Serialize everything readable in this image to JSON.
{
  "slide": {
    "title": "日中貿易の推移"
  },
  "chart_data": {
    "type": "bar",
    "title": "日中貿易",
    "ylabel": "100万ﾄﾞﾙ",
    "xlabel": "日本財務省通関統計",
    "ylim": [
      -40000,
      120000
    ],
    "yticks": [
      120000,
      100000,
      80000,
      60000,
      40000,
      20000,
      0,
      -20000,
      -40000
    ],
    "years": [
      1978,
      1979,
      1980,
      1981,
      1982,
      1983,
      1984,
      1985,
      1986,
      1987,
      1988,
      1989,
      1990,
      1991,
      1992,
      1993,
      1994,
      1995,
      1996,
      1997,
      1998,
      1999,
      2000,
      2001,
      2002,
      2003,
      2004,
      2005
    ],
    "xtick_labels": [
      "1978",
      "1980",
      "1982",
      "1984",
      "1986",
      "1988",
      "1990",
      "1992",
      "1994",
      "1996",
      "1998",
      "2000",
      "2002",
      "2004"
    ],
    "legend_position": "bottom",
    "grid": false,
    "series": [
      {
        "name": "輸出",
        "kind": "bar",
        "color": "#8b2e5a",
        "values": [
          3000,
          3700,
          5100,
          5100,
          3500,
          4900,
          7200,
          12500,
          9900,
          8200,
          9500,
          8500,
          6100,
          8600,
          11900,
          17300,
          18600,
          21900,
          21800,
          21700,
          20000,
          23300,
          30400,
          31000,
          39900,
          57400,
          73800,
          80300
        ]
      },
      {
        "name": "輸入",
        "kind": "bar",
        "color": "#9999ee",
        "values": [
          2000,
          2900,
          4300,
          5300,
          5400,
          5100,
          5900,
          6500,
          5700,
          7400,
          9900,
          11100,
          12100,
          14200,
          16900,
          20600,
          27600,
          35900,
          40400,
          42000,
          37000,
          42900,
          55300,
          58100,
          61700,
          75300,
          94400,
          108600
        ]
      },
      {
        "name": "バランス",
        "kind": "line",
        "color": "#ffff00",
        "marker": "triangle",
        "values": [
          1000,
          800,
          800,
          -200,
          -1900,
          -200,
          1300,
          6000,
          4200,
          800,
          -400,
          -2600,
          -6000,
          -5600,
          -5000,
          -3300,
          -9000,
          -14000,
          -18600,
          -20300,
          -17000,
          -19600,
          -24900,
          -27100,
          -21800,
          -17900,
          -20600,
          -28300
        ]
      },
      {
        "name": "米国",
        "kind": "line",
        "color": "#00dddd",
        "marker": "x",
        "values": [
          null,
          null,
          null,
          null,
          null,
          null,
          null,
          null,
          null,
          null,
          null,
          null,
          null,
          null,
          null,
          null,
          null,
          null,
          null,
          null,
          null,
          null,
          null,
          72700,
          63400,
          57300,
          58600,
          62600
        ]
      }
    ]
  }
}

───

GIVEN INSTRUCTION:
Scan the listing above. Collect all lines with the word "color".

COMPLETE ANSWER:
        "color": "#8b2e5a",
        "color": "#9999ee",
        "color": "#ffff00",
        "color": "#00dddd",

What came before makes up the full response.